─── The data

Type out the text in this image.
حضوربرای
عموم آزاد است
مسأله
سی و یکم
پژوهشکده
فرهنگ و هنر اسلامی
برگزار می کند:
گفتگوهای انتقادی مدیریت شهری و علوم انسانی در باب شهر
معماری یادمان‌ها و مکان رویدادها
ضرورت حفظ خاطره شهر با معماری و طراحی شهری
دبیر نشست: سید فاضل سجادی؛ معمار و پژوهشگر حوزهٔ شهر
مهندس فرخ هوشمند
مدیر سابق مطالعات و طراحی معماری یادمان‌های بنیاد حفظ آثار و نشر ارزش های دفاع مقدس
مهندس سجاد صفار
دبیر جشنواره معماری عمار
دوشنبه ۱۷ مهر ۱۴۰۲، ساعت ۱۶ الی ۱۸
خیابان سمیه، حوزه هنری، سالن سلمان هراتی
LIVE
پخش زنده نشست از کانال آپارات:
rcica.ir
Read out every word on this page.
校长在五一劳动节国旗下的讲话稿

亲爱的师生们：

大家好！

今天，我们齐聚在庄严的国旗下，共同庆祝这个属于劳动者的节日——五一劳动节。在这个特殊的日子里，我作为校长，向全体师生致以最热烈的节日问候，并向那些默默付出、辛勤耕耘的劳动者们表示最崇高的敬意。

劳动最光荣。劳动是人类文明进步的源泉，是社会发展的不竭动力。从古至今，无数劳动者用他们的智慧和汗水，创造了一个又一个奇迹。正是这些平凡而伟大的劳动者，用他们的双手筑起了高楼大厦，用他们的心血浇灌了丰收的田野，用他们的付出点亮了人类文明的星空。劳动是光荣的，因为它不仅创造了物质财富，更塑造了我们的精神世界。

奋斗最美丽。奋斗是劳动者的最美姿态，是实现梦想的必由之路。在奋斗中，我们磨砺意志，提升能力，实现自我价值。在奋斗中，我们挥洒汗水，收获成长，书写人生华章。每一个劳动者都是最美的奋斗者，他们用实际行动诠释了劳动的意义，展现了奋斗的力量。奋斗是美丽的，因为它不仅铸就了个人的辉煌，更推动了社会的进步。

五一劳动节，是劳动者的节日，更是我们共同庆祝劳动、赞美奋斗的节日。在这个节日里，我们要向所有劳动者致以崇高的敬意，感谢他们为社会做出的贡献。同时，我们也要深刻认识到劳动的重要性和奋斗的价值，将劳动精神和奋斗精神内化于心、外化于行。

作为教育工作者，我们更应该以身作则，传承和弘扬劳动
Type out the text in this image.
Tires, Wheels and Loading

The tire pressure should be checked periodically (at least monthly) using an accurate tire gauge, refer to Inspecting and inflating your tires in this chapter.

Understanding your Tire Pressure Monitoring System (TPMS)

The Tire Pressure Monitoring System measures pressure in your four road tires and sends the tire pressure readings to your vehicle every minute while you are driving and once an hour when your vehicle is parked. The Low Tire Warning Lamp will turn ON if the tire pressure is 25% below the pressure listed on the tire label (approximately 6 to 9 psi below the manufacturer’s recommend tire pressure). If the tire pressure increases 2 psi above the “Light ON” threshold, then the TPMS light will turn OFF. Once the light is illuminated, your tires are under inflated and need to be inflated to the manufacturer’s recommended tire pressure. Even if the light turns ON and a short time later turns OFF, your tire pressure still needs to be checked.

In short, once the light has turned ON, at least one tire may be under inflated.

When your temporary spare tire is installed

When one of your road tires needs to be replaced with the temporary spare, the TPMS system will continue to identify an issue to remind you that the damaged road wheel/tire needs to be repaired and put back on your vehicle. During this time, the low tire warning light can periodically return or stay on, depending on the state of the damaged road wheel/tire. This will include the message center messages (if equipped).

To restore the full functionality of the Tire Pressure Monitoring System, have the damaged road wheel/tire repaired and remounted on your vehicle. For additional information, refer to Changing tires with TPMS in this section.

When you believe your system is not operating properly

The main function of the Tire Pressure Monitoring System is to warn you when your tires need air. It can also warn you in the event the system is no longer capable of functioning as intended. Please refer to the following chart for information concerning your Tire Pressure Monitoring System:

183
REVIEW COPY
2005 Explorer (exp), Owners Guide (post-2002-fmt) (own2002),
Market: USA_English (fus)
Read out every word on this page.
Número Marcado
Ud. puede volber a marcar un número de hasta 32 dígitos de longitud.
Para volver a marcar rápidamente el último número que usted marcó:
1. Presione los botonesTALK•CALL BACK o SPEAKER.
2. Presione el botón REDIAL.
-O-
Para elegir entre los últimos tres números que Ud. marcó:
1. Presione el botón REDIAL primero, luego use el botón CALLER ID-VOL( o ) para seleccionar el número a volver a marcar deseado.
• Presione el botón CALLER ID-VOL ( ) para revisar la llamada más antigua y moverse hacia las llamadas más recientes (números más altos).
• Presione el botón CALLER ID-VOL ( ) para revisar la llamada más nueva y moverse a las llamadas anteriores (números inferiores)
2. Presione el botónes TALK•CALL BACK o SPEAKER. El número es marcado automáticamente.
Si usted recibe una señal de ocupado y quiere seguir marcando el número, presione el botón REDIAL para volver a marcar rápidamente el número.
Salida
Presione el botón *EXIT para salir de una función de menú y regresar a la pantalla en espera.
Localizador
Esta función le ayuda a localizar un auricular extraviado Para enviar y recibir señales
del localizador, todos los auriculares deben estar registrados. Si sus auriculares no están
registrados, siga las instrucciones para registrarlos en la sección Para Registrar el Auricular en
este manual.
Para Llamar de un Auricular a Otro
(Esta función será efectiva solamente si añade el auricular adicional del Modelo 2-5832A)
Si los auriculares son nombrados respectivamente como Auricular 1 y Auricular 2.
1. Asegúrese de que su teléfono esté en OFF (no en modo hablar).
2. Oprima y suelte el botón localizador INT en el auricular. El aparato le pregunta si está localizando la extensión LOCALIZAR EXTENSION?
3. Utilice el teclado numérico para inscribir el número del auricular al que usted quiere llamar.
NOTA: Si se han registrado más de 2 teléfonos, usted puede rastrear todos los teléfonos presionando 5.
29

──────

- **Work to be completed**:
Copy out each line above, character for character.

- **Exercise output**:
Type out the text in this image.
حضوربرای
عموم آزاد است
مسأله
سی و یکم
پژوهشکده
فرهنگ و هنر اسلامی
برگزار می کند:
گفتگوهای انتقادی مدیریت شهری و علوم انسانی در باب شهر
معماری یادمان‌ها و مکان رویدادها
ضرورت حفظ خاطره شهر با معماری و طراحی شهری
دبیر نشست: سید فاضل سجادی؛ معمار و پژوهشگر حوزهٔ شهر
مهندس فرخ هوشمند
مدیر سابق مطالعات و طراحی معماری یادمان‌های بنیاد حفظ آثار و نشر ارزش های دفاع مقدس
مهندس سجاد صفار
دبیر جشنواره معماری عمار
دوشنبه ۱۷ مهر ۱۴۰۲، ساعت ۱۶ الی ۱۸
خیابان سمیه، حوزه هنری، سالن سلمان هراتی
LIVE
پخش زنده نشست از کانال آپارات:
rcica.ir
Read out every word on this page.
校长在五一劳动节国旗下的讲话稿

亲爱的师生们：

大家好！

今天，我们齐聚在庄严的国旗下，共同庆祝这个属于劳动者的节日——五一劳动节。在这个特殊的日子里，我作为校长，向全体师生致以最热烈的节日问候，并向那些默默付出、辛勤耕耘的劳动者们表示最崇高的敬意。

劳动最光荣。劳动是人类文明进步的源泉，是社会发展的不竭动力。从古至今，无数劳动者用他们的智慧和汗水，创造了一个又一个奇迹。正是这些平凡而伟大的劳动者，用他们的双手筑起了高楼大厦，用他们的心血浇灌了丰收的田野，用他们的付出点亮了人类文明的星空。劳动是光荣的，因为它不仅创造了物质财富，更塑造了我们的精神世界。

奋斗最美丽。奋斗是劳动者的最美姿态，是实现梦想的必由之路。在奋斗中，我们磨砺意志，提升能力，实现自我价值。在奋斗中，我们挥洒汗水，收获成长，书写人生华章。每一个劳动者都是最美的奋斗者，他们用实际行动诠释了劳动的意义，展现了奋斗的力量。奋斗是美丽的，因为它不仅铸就了个人的辉煌，更推动了社会的进步。

五一劳动节，是劳动者的节日，更是我们共同庆祝劳动、赞美奋斗的节日。在这个节日里，我们要向所有劳动者致以崇高的敬意，感谢他们为社会做出的贡献。同时，我们也要深刻认识到劳动的重要性和奋斗的价值，将劳动精神和奋斗精神内化于心、外化于行。

作为教育工作者，我们更应该以身作则，传承和弘扬劳动
Type out the text in this image.
Tires, Wheels and Loading

The tire pressure should be checked periodically (at least monthly) using an accurate tire gauge, refer to Inspecting and inflating your tires in this chapter.

Understanding your Tire Pressure Monitoring System (TPMS)

The Tire Pressure Monitoring System measures pressure in your four road tires and sends the tire pressure readings to your vehicle every minute while you are driving and once an hour when your vehicle is parked. The Low Tire Warning Lamp will turn ON if the tire pressure is 25% below the pressure listed on the tire label (approximately 6 to 9 psi below the manufacturer’s recommend tire pressure). If the tire pressure increases 2 psi above the “Light ON” threshold, then the TPMS light will turn OFF. Once the light is illuminated, your tires are under inflated and need to be inflated to the manufacturer’s recommended tire pressure. Even if the light turns ON and a short time later turns OFF, your tire pressure still needs to be checked.

In short, once the light has turned ON, at least one tire may be under inflated.

When your temporary spare tire is installed

When one of your road tires needs to be replaced with the temporary spare, the TPMS system will continue to identify an issue to remind you that the damaged road wheel/tire needs to be repaired and put back on your vehicle. During this time, the low tire warning light can periodically return or stay on, depending on the state of the damaged road wheel/tire. This will include the message center messages (if equipped).

To restore the full functionality of the Tire Pressure Monitoring System, have the damaged road wheel/tire repaired and remounted on your vehicle. For additional information, refer to Changing tires with TPMS in this section.

When you believe your system is not operating properly

The main function of the Tire Pressure Monitoring System is to warn you when your tires need air. It can also warn you in the event the system is no longer capable of functioning as intended. Please refer to the following chart for information concerning your Tire Pressure Monitoring System:

183
REVIEW COPY
2005 Explorer (exp), Owners Guide (post-2002-fmt) (own2002),
Market: USA_English (fus)
Read out every word on this page.
Número Marcado
Ud. puede volber a marcar un número de hasta 32 dígitos de longitud.
Para volver a marcar rápidamente el último número que usted marcó:
1. Presione los botonesTALK•CALL BACK o SPEAKER.
2. Presione el botón REDIAL.
-O-
Para elegir entre los últimos tres números que Ud. marcó:
1. Presione el botón REDIAL primero, luego use el botón CALLER ID-VOL( o ) para seleccionar el número a volver a marcar deseado.
• Presione el botón CALLER ID-VOL ( ) para revisar la llamada más antigua y moverse hacia las llamadas más recientes (números más altos).
• Presione el botón CALLER ID-VOL ( ) para revisar la llamada más nueva y moverse a las llamadas anteriores (números inferiores)
2. Presione el botónes TALK•CALL BACK o SPEAKER. El número es marcado automáticamente.
Si usted recibe una señal de ocupado y quiere seguir marcando el número, presione el botón REDIAL para volver a marcar rápidamente el número.
Salida
Presione el botón *EXIT para salir de una función de menú y regresar a la pantalla en espera.
Localizador
Esta función le ayuda a localizar un auricular extraviado Para enviar y recibir señales
del localizador, todos los auriculares deben estar registrados. Si sus auriculares no están
registrados, siga las instrucciones para registrarlos en la sección Para Registrar el Auricular en
este manual.
Para Llamar de un Auricular a Otro
(Esta función será efectiva solamente si añade el auricular adicional del Modelo 2-5832A)
Si los auriculares son nombrados respectivamente como Auricular 1 y Auricular 2.
1. Asegúrese de que su teléfono esté en OFF (no en modo hablar).
2. Oprima y suelte el botón localizador INT en el auricular. El aparato le pregunta si está localizando la extensión LOCALIZAR EXTENSION?
3. Utilice el teclado numérico para inscribir el número del auricular al que usted quiere llamar.
NOTA: Si se han registrado más de 2 teléfonos, usted puede rastrear todos los teléfonos presionando 5.
29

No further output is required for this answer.